§ STATED PROBLEM
Extract each line holding the word "this" from the entries.

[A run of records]
......

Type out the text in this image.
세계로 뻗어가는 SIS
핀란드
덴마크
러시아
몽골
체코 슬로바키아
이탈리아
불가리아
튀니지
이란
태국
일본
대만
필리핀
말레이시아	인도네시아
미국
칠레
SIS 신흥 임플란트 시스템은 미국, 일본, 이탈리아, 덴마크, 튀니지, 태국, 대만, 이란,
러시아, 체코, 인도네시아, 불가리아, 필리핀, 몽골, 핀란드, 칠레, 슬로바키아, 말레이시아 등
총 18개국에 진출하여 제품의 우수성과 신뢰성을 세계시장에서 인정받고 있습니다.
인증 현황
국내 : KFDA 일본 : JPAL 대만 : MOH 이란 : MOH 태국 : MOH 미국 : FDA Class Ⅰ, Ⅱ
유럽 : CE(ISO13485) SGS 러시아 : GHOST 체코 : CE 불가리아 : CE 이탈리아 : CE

......

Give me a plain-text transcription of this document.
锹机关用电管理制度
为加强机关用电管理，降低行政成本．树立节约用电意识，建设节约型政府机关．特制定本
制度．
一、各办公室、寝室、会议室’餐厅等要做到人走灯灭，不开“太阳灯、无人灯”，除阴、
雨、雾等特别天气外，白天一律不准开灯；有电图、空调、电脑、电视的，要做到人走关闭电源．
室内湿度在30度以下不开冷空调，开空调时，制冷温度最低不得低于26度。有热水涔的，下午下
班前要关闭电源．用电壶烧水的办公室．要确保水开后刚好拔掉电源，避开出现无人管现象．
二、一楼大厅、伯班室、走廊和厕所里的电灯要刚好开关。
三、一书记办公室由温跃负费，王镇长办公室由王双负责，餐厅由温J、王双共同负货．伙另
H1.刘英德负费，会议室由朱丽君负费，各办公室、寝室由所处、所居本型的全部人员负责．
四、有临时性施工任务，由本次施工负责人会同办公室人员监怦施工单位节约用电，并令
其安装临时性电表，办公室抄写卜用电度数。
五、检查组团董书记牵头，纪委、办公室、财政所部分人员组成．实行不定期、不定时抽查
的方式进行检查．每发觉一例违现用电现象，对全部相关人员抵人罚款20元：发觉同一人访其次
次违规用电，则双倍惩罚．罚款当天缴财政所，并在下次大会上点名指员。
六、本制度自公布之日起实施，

......

§ THE ANSWER
Type out the text in this image.
Give me a plain-text transcription of this document.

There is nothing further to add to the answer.